Figure record extracts:
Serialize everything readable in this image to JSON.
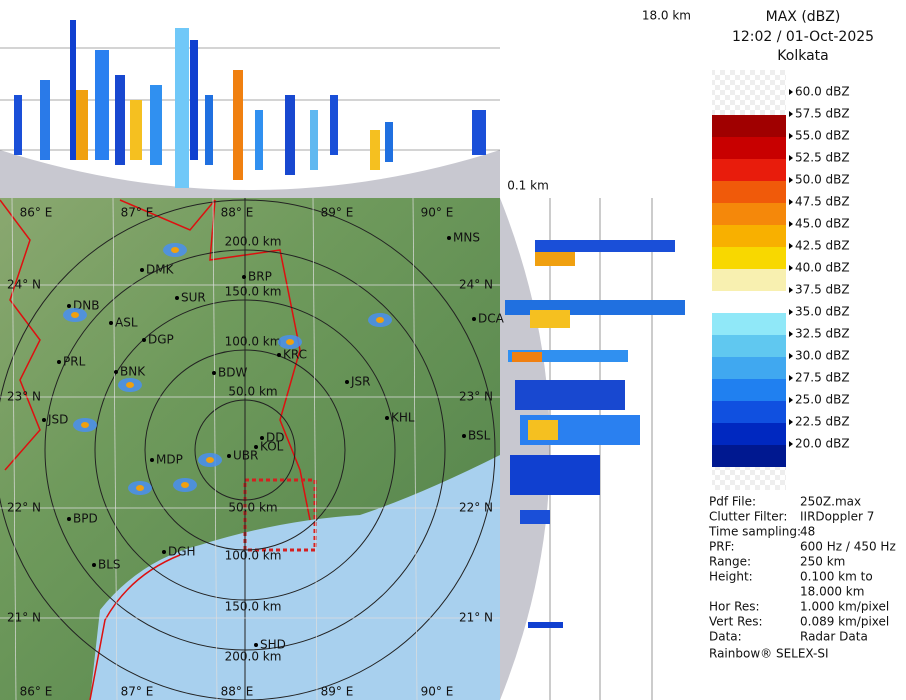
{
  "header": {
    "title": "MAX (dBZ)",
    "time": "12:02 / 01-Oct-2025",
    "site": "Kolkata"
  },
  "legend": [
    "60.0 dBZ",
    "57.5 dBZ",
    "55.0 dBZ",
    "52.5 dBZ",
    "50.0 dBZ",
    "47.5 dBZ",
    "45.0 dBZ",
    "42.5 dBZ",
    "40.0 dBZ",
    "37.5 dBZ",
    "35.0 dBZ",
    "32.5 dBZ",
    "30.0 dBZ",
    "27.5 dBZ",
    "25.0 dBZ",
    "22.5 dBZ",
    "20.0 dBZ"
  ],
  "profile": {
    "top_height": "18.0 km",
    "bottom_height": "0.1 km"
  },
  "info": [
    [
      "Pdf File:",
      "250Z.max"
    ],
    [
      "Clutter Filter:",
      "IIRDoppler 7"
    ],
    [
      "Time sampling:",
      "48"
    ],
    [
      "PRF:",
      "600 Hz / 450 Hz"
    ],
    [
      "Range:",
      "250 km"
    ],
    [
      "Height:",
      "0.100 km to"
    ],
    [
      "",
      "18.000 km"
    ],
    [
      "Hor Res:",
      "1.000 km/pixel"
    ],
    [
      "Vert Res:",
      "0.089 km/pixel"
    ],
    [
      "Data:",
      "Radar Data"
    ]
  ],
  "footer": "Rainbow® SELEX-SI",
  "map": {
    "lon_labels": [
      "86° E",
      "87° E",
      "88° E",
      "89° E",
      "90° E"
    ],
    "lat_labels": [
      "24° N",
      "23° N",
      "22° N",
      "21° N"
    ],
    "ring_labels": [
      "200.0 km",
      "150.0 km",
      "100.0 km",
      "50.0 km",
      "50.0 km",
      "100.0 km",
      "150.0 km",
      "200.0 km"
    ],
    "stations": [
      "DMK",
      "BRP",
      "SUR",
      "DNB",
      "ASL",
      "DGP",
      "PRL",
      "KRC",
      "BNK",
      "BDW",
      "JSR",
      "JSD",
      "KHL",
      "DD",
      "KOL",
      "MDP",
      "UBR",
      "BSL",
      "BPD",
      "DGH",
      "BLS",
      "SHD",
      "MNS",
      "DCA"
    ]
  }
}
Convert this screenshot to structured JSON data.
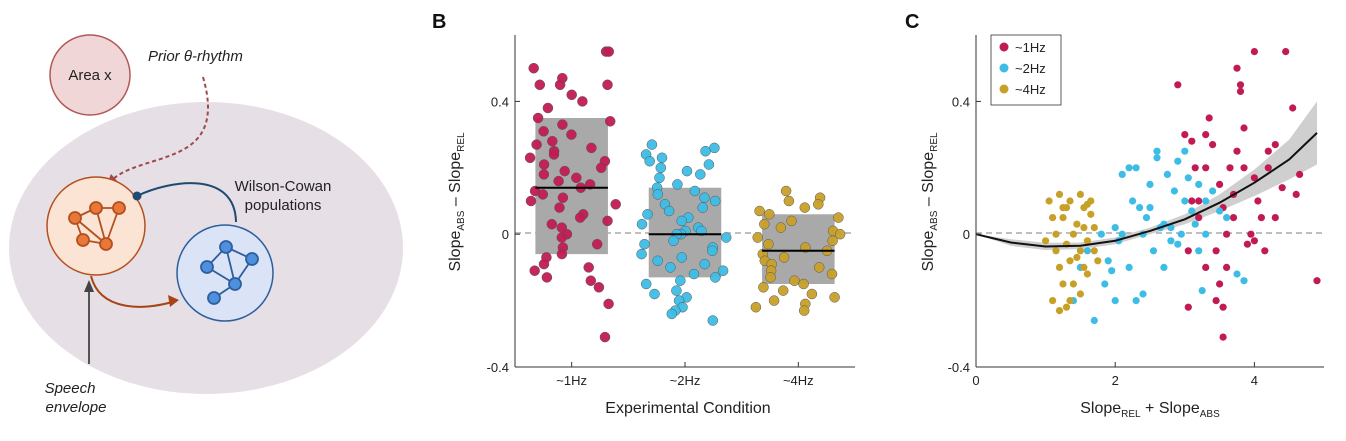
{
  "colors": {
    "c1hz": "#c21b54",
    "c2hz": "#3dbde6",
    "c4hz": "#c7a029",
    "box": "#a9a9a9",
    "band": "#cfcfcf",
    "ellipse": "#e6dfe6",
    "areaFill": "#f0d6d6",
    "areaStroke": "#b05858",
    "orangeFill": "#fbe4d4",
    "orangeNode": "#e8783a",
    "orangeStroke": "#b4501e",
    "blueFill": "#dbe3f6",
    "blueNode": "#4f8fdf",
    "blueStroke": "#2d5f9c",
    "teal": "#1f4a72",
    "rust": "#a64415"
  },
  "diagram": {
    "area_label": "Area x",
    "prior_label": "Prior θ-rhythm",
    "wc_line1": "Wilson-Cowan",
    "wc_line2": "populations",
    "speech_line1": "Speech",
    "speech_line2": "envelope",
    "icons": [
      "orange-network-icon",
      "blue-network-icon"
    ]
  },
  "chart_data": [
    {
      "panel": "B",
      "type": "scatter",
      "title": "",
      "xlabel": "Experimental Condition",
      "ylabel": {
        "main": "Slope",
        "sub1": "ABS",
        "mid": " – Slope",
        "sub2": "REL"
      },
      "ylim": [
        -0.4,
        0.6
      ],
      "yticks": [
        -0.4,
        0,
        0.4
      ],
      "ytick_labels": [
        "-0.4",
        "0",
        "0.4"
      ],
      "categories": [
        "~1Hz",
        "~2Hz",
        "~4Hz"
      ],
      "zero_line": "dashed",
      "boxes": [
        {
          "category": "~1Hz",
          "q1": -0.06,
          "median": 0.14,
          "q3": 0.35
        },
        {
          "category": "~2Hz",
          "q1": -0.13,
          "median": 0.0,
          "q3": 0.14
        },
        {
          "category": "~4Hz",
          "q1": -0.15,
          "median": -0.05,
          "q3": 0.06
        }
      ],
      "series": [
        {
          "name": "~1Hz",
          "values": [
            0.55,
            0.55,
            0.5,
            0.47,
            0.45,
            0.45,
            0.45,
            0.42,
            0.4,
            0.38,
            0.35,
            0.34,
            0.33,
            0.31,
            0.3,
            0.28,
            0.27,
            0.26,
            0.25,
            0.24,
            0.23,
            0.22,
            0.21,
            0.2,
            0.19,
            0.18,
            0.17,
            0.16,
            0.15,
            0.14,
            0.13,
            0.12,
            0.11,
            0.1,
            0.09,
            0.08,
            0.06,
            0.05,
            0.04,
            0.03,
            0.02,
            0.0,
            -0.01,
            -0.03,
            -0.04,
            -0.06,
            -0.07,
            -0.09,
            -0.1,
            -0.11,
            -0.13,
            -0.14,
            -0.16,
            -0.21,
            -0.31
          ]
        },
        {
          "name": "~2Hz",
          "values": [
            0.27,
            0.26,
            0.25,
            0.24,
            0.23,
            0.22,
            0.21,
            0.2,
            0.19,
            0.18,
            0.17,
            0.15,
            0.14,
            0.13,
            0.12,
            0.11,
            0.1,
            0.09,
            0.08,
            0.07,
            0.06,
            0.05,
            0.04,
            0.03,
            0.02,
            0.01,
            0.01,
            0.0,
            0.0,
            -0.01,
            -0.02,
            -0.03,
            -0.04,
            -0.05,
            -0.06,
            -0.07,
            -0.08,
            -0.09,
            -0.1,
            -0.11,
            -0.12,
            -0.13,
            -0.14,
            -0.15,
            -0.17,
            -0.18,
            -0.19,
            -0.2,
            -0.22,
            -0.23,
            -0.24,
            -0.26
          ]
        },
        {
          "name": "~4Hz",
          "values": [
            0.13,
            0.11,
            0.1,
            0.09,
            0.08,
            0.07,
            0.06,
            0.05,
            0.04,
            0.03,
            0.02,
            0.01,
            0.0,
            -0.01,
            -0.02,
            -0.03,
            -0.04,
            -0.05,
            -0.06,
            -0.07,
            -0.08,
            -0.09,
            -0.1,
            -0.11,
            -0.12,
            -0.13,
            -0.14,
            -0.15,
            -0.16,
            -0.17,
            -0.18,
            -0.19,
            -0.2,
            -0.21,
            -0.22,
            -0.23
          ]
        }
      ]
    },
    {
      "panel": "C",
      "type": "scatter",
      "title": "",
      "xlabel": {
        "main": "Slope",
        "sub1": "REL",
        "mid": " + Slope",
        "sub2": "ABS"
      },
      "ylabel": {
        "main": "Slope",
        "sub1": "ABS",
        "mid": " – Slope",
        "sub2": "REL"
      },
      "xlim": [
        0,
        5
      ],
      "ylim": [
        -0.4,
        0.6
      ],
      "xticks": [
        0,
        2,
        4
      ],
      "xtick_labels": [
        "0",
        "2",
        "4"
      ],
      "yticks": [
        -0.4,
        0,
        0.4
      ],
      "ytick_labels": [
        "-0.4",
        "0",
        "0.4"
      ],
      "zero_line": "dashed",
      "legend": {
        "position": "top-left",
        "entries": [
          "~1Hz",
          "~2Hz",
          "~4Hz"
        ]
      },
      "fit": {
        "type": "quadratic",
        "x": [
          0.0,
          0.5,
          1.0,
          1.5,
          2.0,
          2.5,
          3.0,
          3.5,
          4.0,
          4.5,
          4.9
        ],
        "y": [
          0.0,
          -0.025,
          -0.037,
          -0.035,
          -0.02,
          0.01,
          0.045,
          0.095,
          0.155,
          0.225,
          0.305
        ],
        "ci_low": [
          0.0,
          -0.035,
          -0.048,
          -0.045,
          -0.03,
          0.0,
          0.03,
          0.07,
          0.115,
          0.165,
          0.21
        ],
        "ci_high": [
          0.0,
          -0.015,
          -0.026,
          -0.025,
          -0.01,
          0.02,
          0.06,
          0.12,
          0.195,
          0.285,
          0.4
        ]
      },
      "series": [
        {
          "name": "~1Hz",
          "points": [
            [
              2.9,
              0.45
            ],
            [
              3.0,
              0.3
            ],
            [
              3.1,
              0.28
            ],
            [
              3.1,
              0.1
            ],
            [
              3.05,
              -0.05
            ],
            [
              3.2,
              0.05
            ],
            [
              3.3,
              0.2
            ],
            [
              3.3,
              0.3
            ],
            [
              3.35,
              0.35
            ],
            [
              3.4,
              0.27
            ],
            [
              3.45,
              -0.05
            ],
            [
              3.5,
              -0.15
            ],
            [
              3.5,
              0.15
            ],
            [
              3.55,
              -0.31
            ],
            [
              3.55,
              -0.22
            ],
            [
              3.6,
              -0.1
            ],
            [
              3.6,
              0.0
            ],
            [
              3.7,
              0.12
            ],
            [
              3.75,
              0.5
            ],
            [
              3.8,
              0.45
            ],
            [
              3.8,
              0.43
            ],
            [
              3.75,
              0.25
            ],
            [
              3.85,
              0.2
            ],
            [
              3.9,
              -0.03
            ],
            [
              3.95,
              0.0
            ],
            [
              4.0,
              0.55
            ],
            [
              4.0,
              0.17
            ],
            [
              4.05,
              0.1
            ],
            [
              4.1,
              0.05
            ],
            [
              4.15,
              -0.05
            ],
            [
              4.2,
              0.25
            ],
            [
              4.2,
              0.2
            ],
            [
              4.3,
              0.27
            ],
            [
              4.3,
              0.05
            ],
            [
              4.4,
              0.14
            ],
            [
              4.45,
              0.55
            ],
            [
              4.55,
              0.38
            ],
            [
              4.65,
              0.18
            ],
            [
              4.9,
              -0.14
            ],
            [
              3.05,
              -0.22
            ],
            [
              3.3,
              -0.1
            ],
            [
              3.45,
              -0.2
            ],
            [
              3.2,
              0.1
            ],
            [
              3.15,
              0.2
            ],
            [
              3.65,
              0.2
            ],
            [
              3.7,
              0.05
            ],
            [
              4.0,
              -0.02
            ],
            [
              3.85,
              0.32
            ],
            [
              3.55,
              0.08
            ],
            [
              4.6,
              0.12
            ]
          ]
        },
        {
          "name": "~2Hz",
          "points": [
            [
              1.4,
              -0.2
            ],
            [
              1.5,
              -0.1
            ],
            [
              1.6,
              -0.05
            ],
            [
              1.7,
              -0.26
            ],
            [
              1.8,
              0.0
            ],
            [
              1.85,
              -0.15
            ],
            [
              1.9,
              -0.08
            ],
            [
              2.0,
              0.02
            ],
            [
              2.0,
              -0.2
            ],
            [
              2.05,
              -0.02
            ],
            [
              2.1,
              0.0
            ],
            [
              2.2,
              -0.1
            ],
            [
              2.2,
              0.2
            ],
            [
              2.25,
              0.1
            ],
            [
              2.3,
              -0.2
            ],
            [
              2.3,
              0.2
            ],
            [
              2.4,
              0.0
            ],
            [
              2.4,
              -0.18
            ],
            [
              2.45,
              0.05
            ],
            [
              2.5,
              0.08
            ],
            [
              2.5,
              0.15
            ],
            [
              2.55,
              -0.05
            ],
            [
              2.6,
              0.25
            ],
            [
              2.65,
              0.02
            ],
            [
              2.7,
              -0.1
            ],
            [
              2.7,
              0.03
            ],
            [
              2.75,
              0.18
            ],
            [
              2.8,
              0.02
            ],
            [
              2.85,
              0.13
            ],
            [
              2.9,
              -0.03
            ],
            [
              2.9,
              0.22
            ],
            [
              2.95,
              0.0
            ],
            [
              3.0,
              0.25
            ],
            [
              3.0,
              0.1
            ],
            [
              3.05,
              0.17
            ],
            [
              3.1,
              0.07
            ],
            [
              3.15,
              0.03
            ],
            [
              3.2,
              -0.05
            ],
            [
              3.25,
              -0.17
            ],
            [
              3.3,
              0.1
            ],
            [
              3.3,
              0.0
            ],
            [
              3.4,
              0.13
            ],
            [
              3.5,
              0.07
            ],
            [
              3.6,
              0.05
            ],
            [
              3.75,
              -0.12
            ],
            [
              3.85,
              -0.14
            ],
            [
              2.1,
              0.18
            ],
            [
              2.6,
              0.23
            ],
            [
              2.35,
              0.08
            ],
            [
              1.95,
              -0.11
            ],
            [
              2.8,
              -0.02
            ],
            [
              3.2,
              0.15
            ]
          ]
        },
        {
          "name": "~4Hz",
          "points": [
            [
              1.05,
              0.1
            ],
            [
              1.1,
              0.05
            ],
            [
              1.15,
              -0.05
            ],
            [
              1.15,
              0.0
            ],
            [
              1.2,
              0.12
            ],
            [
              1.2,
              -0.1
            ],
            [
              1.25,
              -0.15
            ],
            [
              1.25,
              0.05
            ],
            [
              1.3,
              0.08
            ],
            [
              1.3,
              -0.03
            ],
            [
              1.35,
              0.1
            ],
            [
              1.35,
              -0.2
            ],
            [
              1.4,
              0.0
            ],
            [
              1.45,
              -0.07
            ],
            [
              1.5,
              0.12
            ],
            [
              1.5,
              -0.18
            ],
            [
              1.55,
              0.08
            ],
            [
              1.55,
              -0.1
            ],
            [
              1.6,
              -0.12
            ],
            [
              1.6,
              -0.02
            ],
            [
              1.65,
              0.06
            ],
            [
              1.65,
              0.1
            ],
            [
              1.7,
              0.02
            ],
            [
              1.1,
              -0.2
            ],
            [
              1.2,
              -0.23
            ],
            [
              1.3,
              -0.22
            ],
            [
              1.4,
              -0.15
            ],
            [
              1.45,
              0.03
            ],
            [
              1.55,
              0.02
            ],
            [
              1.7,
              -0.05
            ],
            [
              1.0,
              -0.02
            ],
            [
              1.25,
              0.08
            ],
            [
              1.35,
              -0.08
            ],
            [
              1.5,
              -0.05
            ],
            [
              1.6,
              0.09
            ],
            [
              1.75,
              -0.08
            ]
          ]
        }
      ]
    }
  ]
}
--
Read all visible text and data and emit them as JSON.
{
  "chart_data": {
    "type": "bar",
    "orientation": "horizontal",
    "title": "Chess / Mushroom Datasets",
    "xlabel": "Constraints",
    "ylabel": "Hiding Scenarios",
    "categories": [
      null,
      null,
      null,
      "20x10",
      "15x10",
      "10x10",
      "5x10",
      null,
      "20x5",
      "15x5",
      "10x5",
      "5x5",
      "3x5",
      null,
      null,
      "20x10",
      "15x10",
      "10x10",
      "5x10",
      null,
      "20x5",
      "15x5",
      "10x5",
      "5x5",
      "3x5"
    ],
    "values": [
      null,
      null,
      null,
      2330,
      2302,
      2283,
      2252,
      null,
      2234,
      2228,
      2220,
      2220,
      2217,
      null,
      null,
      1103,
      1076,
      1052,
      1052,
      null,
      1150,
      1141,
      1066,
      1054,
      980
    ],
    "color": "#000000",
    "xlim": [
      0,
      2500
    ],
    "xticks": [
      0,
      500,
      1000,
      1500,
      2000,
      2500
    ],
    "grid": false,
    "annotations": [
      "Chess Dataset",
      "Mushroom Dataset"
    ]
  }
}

What you will do
Collect each line holding the string "Mushroom".

Result
    "title": "Chess / Mushroom Datasets",
      "Mushroom Dataset"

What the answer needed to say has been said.